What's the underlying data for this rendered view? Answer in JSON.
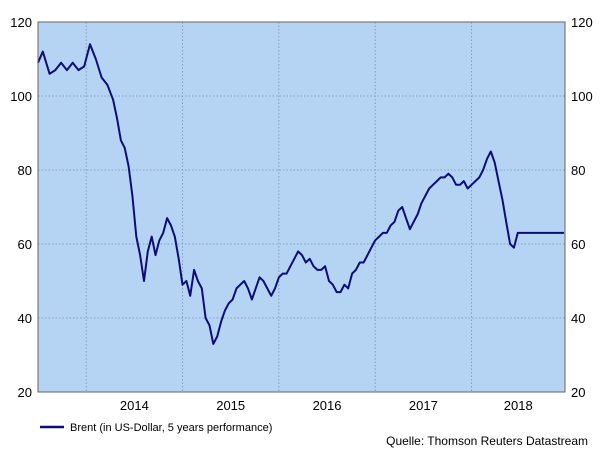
{
  "chart_data": {
    "type": "line",
    "title": "",
    "xlabel": "",
    "ylabel": "",
    "ylim": [
      20,
      120
    ],
    "y_ticks": [
      20,
      40,
      60,
      80,
      100,
      120
    ],
    "x_tick_labels": [
      "2014",
      "2015",
      "2016",
      "2017",
      "2018"
    ],
    "grid": true,
    "legend_position": "bottom-left",
    "source": "Quelle: Thomson Reuters Datastream",
    "colors": {
      "plot_background": "#b5d3f2",
      "line": "#0d0d7a",
      "grid": "#7a8fb0"
    },
    "series": [
      {
        "name": "Brent (in US-Dollar, 5 years performance)",
        "x": [
          2013.5,
          2013.55,
          2013.62,
          2013.68,
          2013.74,
          2013.8,
          2013.86,
          2013.92,
          2013.98,
          2014.04,
          2014.1,
          2014.16,
          2014.22,
          2014.28,
          2014.32,
          2014.36,
          2014.4,
          2014.44,
          2014.48,
          2014.52,
          2014.56,
          2014.6,
          2014.64,
          2014.68,
          2014.72,
          2014.76,
          2014.8,
          2014.84,
          2014.88,
          2014.92,
          2014.96,
          2015.0,
          2015.04,
          2015.08,
          2015.12,
          2015.16,
          2015.2,
          2015.24,
          2015.28,
          2015.32,
          2015.36,
          2015.4,
          2015.44,
          2015.48,
          2015.52,
          2015.56,
          2015.6,
          2015.64,
          2015.68,
          2015.72,
          2015.76,
          2015.8,
          2015.84,
          2015.88,
          2015.92,
          2015.96,
          2016.0,
          2016.04,
          2016.08,
          2016.12,
          2016.16,
          2016.2,
          2016.24,
          2016.28,
          2016.32,
          2016.36,
          2016.4,
          2016.44,
          2016.48,
          2016.52,
          2016.56,
          2016.6,
          2016.64,
          2016.68,
          2016.72,
          2016.76,
          2016.8,
          2016.84,
          2016.88,
          2016.92,
          2016.96,
          2017.0,
          2017.04,
          2017.08,
          2017.12,
          2017.16,
          2017.2,
          2017.24,
          2017.28,
          2017.32,
          2017.36,
          2017.4,
          2017.44,
          2017.48,
          2017.52,
          2017.56,
          2017.6,
          2017.64,
          2017.68,
          2017.72,
          2017.76,
          2017.8,
          2017.84,
          2017.88,
          2017.92,
          2017.96,
          2018.0,
          2018.04,
          2018.08,
          2018.12,
          2018.16,
          2018.2,
          2018.24,
          2018.28,
          2018.32,
          2018.36,
          2018.4,
          2018.44,
          2018.48,
          2018.52,
          2018.56,
          2018.6,
          2018.64,
          2018.68,
          2018.72,
          2018.76,
          2018.8,
          2018.84,
          2018.88,
          2018.92,
          2018.96
        ],
        "values": [
          109,
          112,
          106,
          107,
          109,
          107,
          109,
          107,
          108,
          114,
          110,
          105,
          103,
          99,
          94,
          88,
          86,
          81,
          73,
          62,
          57,
          50,
          58,
          62,
          57,
          61,
          63,
          67,
          65,
          62,
          56,
          49,
          50,
          46,
          53,
          50,
          48,
          40,
          38,
          33,
          35,
          39,
          42,
          44,
          45,
          48,
          49,
          50,
          48,
          45,
          48,
          51,
          50,
          48,
          46,
          48,
          51,
          52,
          52,
          54,
          56,
          58,
          57,
          55,
          56,
          54,
          53,
          53,
          54,
          50,
          49,
          47,
          47,
          49,
          48,
          52,
          53,
          55,
          55,
          57,
          59,
          61,
          62,
          63,
          63,
          65,
          66,
          69,
          70,
          67,
          64,
          66,
          68,
          71,
          73,
          75,
          76,
          77,
          78,
          78,
          79,
          78,
          76,
          76,
          77,
          75,
          76,
          77,
          78,
          80,
          83,
          85,
          82,
          77,
          72,
          66,
          60,
          59,
          63,
          63,
          63,
          63,
          63,
          63,
          63,
          63,
          63,
          63,
          63,
          63,
          63
        ]
      }
    ]
  }
}
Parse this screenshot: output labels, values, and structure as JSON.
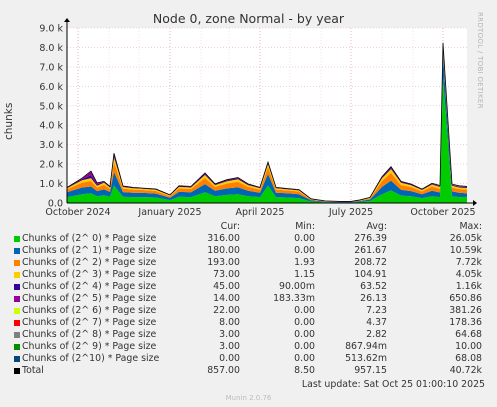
{
  "title": "Node 0, zone Normal - by year",
  "vertical_label": "chunks",
  "side_label": "RRDTOOL / TOBI OETIKER",
  "legend_headers": {
    "cur": "Cur:",
    "min": "Min:",
    "avg": "Avg:",
    "max": "Max:"
  },
  "legend": [
    {
      "name": "Chunks of (2^ 0) * Page size",
      "color": "#00cc00",
      "cur": "316.00",
      "min": "0.00",
      "avg": "276.39",
      "max": "26.05k"
    },
    {
      "name": "Chunks of (2^ 1) * Page size",
      "color": "#0066b3",
      "cur": "180.00",
      "min": "0.00",
      "avg": "261.67",
      "max": "10.59k"
    },
    {
      "name": "Chunks of (2^ 2) * Page size",
      "color": "#ff8000",
      "cur": "193.00",
      "min": "1.93",
      "avg": "208.72",
      "max": "7.72k"
    },
    {
      "name": "Chunks of (2^ 3) * Page size",
      "color": "#ffcc00",
      "cur": "73.00",
      "min": "1.15",
      "avg": "104.91",
      "max": "4.05k"
    },
    {
      "name": "Chunks of (2^ 4) * Page size",
      "color": "#330099",
      "cur": "45.00",
      "min": "90.00m",
      "avg": "63.52",
      "max": "1.16k"
    },
    {
      "name": "Chunks of (2^ 5) * Page size",
      "color": "#990099",
      "cur": "14.00",
      "min": "183.33m",
      "avg": "26.13",
      "max": "650.86"
    },
    {
      "name": "Chunks of (2^ 6) * Page size",
      "color": "#ccff00",
      "cur": "22.00",
      "min": "0.00",
      "avg": "7.23",
      "max": "381.26"
    },
    {
      "name": "Chunks of (2^ 7) * Page size",
      "color": "#ff0000",
      "cur": "8.00",
      "min": "0.00",
      "avg": "4.37",
      "max": "178.36"
    },
    {
      "name": "Chunks of (2^ 8) * Page size",
      "color": "#808080",
      "cur": "3.00",
      "min": "0.00",
      "avg": "2.82",
      "max": "64.68"
    },
    {
      "name": "Chunks of (2^ 9) * Page size",
      "color": "#008f00",
      "cur": "3.00",
      "min": "0.00",
      "avg": "867.94m",
      "max": "10.00"
    },
    {
      "name": "Chunks of (2^10) * Page size",
      "color": "#00487d",
      "cur": "0.00",
      "min": "0.00",
      "avg": "513.62m",
      "max": "68.08"
    },
    {
      "name": "Total",
      "color": "#000000",
      "cur": "857.00",
      "min": "8.50",
      "avg": "957.15",
      "max": "40.72k"
    }
  ],
  "last_update": "Last update: Sat Oct 25 01:00:10 2025",
  "footer": "Munin 2.0.76",
  "chart_data": {
    "type": "area",
    "title": "Node 0, zone Normal - by year",
    "ylabel": "chunks",
    "ylim": [
      0,
      9000
    ],
    "y_ticks": [
      {
        "value": 0,
        "label": "0.0"
      },
      {
        "value": 1000,
        "label": "1.0 k"
      },
      {
        "value": 2000,
        "label": "2.0 k"
      },
      {
        "value": 3000,
        "label": "3.0 k"
      },
      {
        "value": 4000,
        "label": "4.0 k"
      },
      {
        "value": 5000,
        "label": "5.0 k"
      },
      {
        "value": 6000,
        "label": "6.0 k"
      },
      {
        "value": 7000,
        "label": "7.0 k"
      },
      {
        "value": 8000,
        "label": "8.0 k"
      },
      {
        "value": 9000,
        "label": "9.0 k"
      }
    ],
    "xlim": [
      "2024-09-20",
      "2025-10-25"
    ],
    "x_ticks": [
      {
        "value": "2024-10-01",
        "label": "October 2024"
      },
      {
        "value": "2025-01-01",
        "label": "January 2025"
      },
      {
        "value": "2025-04-01",
        "label": "April 2025"
      },
      {
        "value": "2025-07-01",
        "label": "July 2025"
      },
      {
        "value": "2025-10-01",
        "label": "October 2025"
      }
    ],
    "grid": true,
    "series_order_bottom_to_top": [
      "Chunks of (2^ 0) * Page size",
      "Chunks of (2^ 1) * Page size",
      "Chunks of (2^ 2) * Page size",
      "Chunks of (2^ 3) * Page size",
      "Chunks of (2^ 4) * Page size",
      "Chunks of (2^ 5) * Page size",
      "Chunks of (2^ 6) * Page size",
      "Chunks of (2^ 7) * Page size"
    ],
    "x": [
      "2024-09-20",
      "2024-10-05",
      "2024-10-14",
      "2024-10-20",
      "2024-10-27",
      "2024-11-02",
      "2024-11-06",
      "2024-11-15",
      "2024-11-25",
      "2024-12-05",
      "2024-12-18",
      "2025-01-01",
      "2025-01-10",
      "2025-01-22",
      "2025-02-05",
      "2025-02-15",
      "2025-02-27",
      "2025-03-10",
      "2025-03-20",
      "2025-04-01",
      "2025-04-09",
      "2025-04-17",
      "2025-04-28",
      "2025-05-10",
      "2025-05-22",
      "2025-06-05",
      "2025-06-20",
      "2025-07-01",
      "2025-07-10",
      "2025-07-20",
      "2025-08-01",
      "2025-08-10",
      "2025-08-20",
      "2025-08-30",
      "2025-09-10",
      "2025-09-20",
      "2025-09-28",
      "2025-10-01",
      "2025-10-10",
      "2025-10-17",
      "2025-10-25"
    ],
    "series": [
      {
        "name": "Chunks of (2^ 0) * Page size",
        "values": [
          300,
          450,
          500,
          350,
          400,
          320,
          900,
          320,
          300,
          300,
          280,
          150,
          320,
          300,
          550,
          350,
          420,
          450,
          350,
          300,
          900,
          300,
          280,
          250,
          80,
          40,
          30,
          30,
          60,
          100,
          450,
          650,
          380,
          350,
          250,
          350,
          300,
          6500,
          350,
          300,
          316
        ]
      },
      {
        "name": "Chunks of (2^ 1) * Page size",
        "values": [
          250,
          350,
          350,
          260,
          300,
          250,
          700,
          240,
          230,
          220,
          200,
          120,
          250,
          250,
          420,
          280,
          330,
          360,
          280,
          230,
          600,
          230,
          220,
          200,
          60,
          30,
          20,
          20,
          40,
          80,
          380,
          500,
          300,
          260,
          200,
          280,
          240,
          1200,
          250,
          230,
          180
        ]
      },
      {
        "name": "Chunks of (2^ 2) * Page size",
        "values": [
          150,
          250,
          280,
          190,
          230,
          160,
          500,
          180,
          160,
          150,
          140,
          80,
          180,
          170,
          320,
          200,
          250,
          280,
          200,
          160,
          350,
          160,
          150,
          140,
          40,
          20,
          15,
          15,
          30,
          60,
          300,
          400,
          240,
          210,
          150,
          220,
          190,
          350,
          200,
          190,
          193
        ]
      },
      {
        "name": "Chunks of (2^ 3) * Page size",
        "values": [
          60,
          120,
          150,
          90,
          110,
          70,
          250,
          80,
          70,
          60,
          60,
          40,
          80,
          80,
          150,
          90,
          120,
          130,
          90,
          70,
          150,
          70,
          60,
          60,
          20,
          10,
          8,
          8,
          15,
          30,
          140,
          200,
          120,
          100,
          70,
          100,
          90,
          120,
          90,
          80,
          73
        ]
      },
      {
        "name": "Chunks of (2^ 4) * Page size",
        "values": [
          20,
          60,
          150,
          70,
          40,
          25,
          120,
          30,
          25,
          20,
          20,
          15,
          30,
          30,
          60,
          35,
          45,
          50,
          35,
          25,
          60,
          25,
          20,
          20,
          8,
          5,
          4,
          4,
          6,
          10,
          50,
          70,
          40,
          35,
          25,
          40,
          35,
          40,
          40,
          40,
          45
        ]
      },
      {
        "name": "Chunks of (2^ 5) * Page size",
        "values": [
          10,
          30,
          180,
          60,
          20,
          12,
          60,
          15,
          12,
          10,
          10,
          8,
          15,
          15,
          30,
          18,
          22,
          25,
          18,
          12,
          30,
          12,
          10,
          10,
          4,
          2,
          2,
          2,
          3,
          5,
          20,
          30,
          20,
          15,
          12,
          15,
          15,
          15,
          15,
          14,
          14
        ]
      },
      {
        "name": "Chunks of (2^ 6) * Page size",
        "values": [
          5,
          10,
          20,
          10,
          8,
          5,
          20,
          6,
          5,
          4,
          4,
          3,
          6,
          6,
          10,
          7,
          8,
          9,
          7,
          5,
          10,
          5,
          4,
          4,
          2,
          1,
          1,
          1,
          2,
          3,
          8,
          12,
          8,
          6,
          5,
          6,
          20,
          8,
          20,
          22,
          22
        ]
      },
      {
        "name": "Chunks of (2^ 7) * Page size",
        "values": [
          2,
          5,
          8,
          5,
          4,
          3,
          10,
          3,
          3,
          2,
          2,
          2,
          3,
          3,
          5,
          3,
          4,
          4,
          3,
          3,
          5,
          3,
          2,
          2,
          1,
          1,
          0,
          0,
          1,
          2,
          4,
          6,
          4,
          3,
          3,
          3,
          8,
          4,
          8,
          8,
          8
        ]
      }
    ]
  }
}
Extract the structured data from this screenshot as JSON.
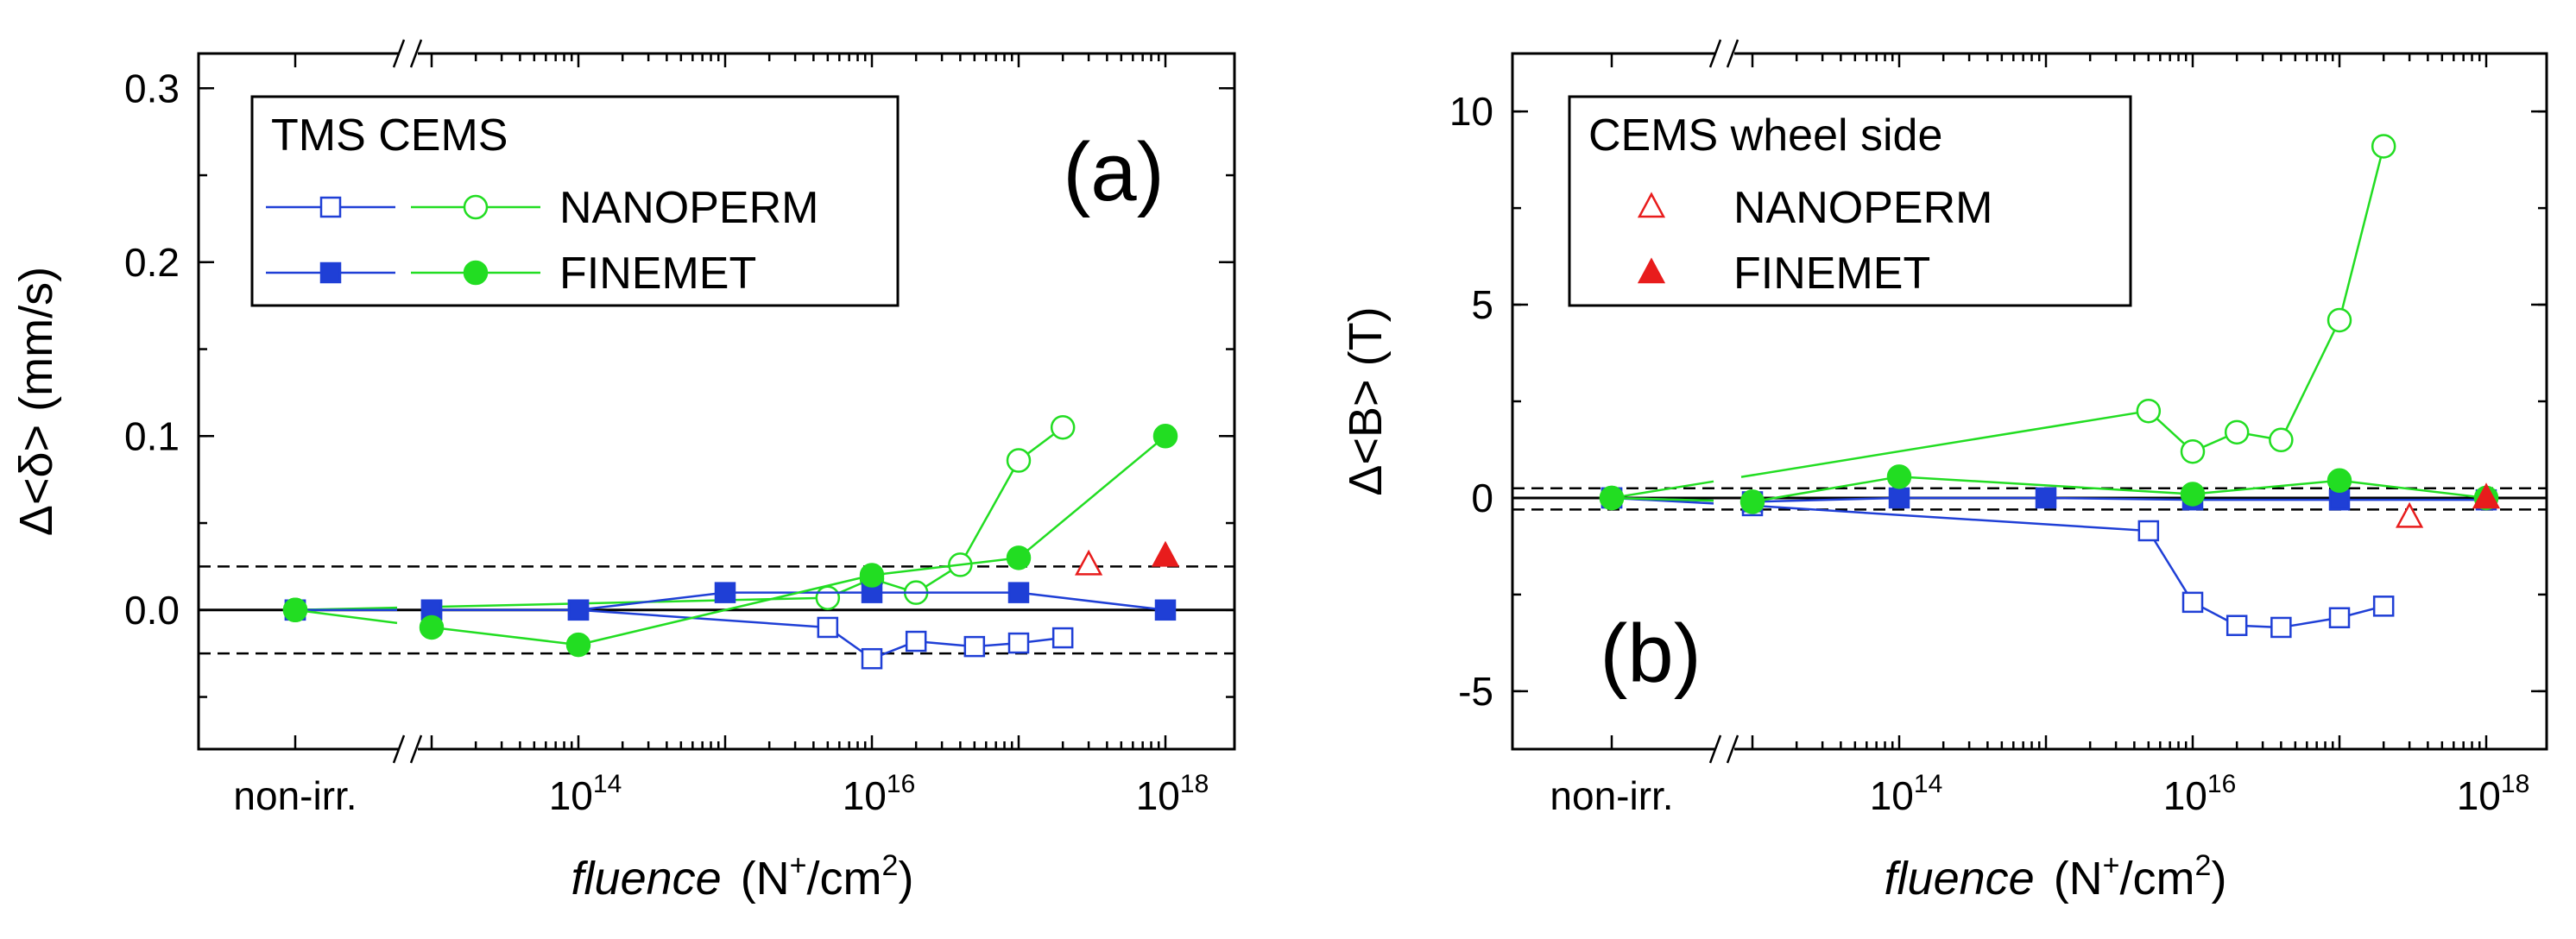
{
  "chart_data": [
    {
      "panel_label": "(a)",
      "type": "line",
      "x_axis": {
        "label_italic": "fluence",
        "label_unit": "(N+/cm2)",
        "scale": "log",
        "break_after": "non-irr.",
        "ticks": [
          {
            "value": "non-irr.",
            "label": "non-irr."
          },
          {
            "value": 100000000000000.0,
            "label": "10",
            "exp": "14"
          },
          {
            "value": 1e+16,
            "label": "10",
            "exp": "16"
          },
          {
            "value": 1e+18,
            "label": "10",
            "exp": "18"
          }
        ]
      },
      "y_axis": {
        "label": "Δ<δ> (mm/s)",
        "ylim": [
          -0.08,
          0.32
        ],
        "ticks": [
          "0.0",
          "0.1",
          "0.2",
          "0.3"
        ]
      },
      "reference_lines": {
        "solid": [
          0
        ],
        "dashed": [
          0.025,
          -0.025
        ]
      },
      "legend": {
        "title": "TMS CEMS",
        "placement": "top-left",
        "entries": [
          "NANOPERM",
          "FINEMET"
        ]
      },
      "series": [
        {
          "name": "NANOPERM",
          "method": "TMS",
          "color": "#1f3fd6",
          "marker": "open-square",
          "points": [
            [
              "non-irr.",
              0.0
            ],
            [
              10000000000000.0,
              0.0
            ],
            [
              100000000000000.0,
              0.0
            ],
            [
              5000000000000000.0,
              -0.01
            ],
            [
              1e+16,
              -0.028
            ],
            [
              2e+16,
              -0.018
            ],
            [
              5e+16,
              -0.021
            ],
            [
              1e+17,
              -0.019
            ],
            [
              2e+17,
              -0.016
            ]
          ]
        },
        {
          "name": "NANOPERM",
          "method": "CEMS",
          "color": "#22dd22",
          "marker": "open-circle",
          "points": [
            [
              "non-irr.",
              0.0
            ],
            [
              5000000000000000.0,
              0.007
            ],
            [
              1e+16,
              0.018
            ],
            [
              2e+16,
              0.01
            ],
            [
              4e+16,
              0.026
            ],
            [
              1e+17,
              0.086
            ],
            [
              2e+17,
              0.105
            ]
          ]
        },
        {
          "name": "FINEMET",
          "method": "TMS",
          "color": "#1f3fd6",
          "marker": "filled-square",
          "points": [
            [
              "non-irr.",
              0.0
            ],
            [
              10000000000000.0,
              0.0
            ],
            [
              100000000000000.0,
              0.0
            ],
            [
              1000000000000000.0,
              0.01
            ],
            [
              1e+16,
              0.01
            ],
            [
              1e+17,
              0.01
            ],
            [
              1e+18,
              0.0
            ]
          ]
        },
        {
          "name": "FINEMET",
          "method": "CEMS",
          "color": "#22dd22",
          "marker": "filled-circle",
          "points": [
            [
              "non-irr.",
              0.0
            ],
            [
              10000000000000.0,
              -0.01
            ],
            [
              100000000000000.0,
              -0.02
            ],
            [
              1e+16,
              0.02
            ],
            [
              1e+17,
              0.03
            ],
            [
              1e+18,
              0.1
            ]
          ]
        },
        {
          "name": "NANOPERM",
          "method": "CEMS wheel side",
          "color": "#e81c1c",
          "marker": "open-triangle",
          "points": [
            [
              3e+17,
              0.026
            ]
          ]
        },
        {
          "name": "FINEMET",
          "method": "CEMS wheel side",
          "color": "#e81c1c",
          "marker": "filled-triangle",
          "points": [
            [
              1e+18,
              0.031
            ]
          ]
        }
      ]
    },
    {
      "panel_label": "(b)",
      "type": "line",
      "x_axis": {
        "label_italic": "fluence",
        "label_unit": "(N+/cm2)",
        "scale": "log",
        "break_after": "non-irr.",
        "ticks": [
          {
            "value": "non-irr.",
            "label": "non-irr."
          },
          {
            "value": 100000000000000.0,
            "label": "10",
            "exp": "14"
          },
          {
            "value": 1e+16,
            "label": "10",
            "exp": "16"
          },
          {
            "value": 1e+18,
            "label": "10",
            "exp": "18"
          }
        ]
      },
      "y_axis": {
        "label": "Δ<B> (T)",
        "ylim": [
          -6.5,
          11.5
        ],
        "ticks": [
          "-5",
          "0",
          "5",
          "10"
        ]
      },
      "reference_lines": {
        "solid": [
          0
        ],
        "dashed": [
          0.25,
          -0.3
        ]
      },
      "legend": {
        "title": "CEMS wheel side",
        "placement": "top-left",
        "entries": [
          "NANOPERM",
          "FINEMET"
        ]
      },
      "series": [
        {
          "name": "NANOPERM",
          "method": "TMS",
          "color": "#1f3fd6",
          "marker": "open-square",
          "points": [
            [
              "non-irr.",
              0.0
            ],
            [
              10000000000000.0,
              -0.2
            ],
            [
              5000000000000000.0,
              -0.85
            ],
            [
              1e+16,
              -2.7
            ],
            [
              2e+16,
              -3.3
            ],
            [
              4e+16,
              -3.35
            ],
            [
              1e+17,
              -3.1
            ],
            [
              2e+17,
              -2.8
            ]
          ]
        },
        {
          "name": "NANOPERM",
          "method": "CEMS",
          "color": "#22dd22",
          "marker": "open-circle",
          "points": [
            [
              "non-irr.",
              0.0
            ],
            [
              5000000000000000.0,
              2.25
            ],
            [
              1e+16,
              1.2
            ],
            [
              2e+16,
              1.7
            ],
            [
              4e+16,
              1.5
            ],
            [
              1e+17,
              4.6
            ],
            [
              2e+17,
              9.1
            ]
          ]
        },
        {
          "name": "FINEMET",
          "method": "TMS",
          "color": "#1f3fd6",
          "marker": "filled-square",
          "points": [
            [
              "non-irr.",
              0.0
            ],
            [
              10000000000000.0,
              -0.1
            ],
            [
              100000000000000.0,
              0.0
            ],
            [
              1000000000000000.0,
              0.0
            ],
            [
              1e+16,
              -0.05
            ],
            [
              1e+17,
              -0.05
            ],
            [
              1e+18,
              -0.05
            ]
          ]
        },
        {
          "name": "FINEMET",
          "method": "CEMS",
          "color": "#22dd22",
          "marker": "filled-circle",
          "points": [
            [
              "non-irr.",
              0.0
            ],
            [
              10000000000000.0,
              -0.1
            ],
            [
              100000000000000.0,
              0.55
            ],
            [
              1e+16,
              0.1
            ],
            [
              1e+17,
              0.45
            ],
            [
              1e+18,
              0.0
            ]
          ]
        },
        {
          "name": "NANOPERM",
          "method": "CEMS wheel side",
          "color": "#e81c1c",
          "marker": "open-triangle",
          "points": [
            [
              3e+17,
              -0.5
            ]
          ]
        },
        {
          "name": "FINEMET",
          "method": "CEMS wheel side",
          "color": "#e81c1c",
          "marker": "filled-triangle",
          "points": [
            [
              1e+18,
              0.0
            ]
          ]
        }
      ]
    }
  ]
}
______
> _Exercise description_
Report each line in the preceding entries that holds the string "Normal".

> _Output_
  "title": "Node 0, zone Normal - by year",
    "title": "Node 0, zone Normal - by year",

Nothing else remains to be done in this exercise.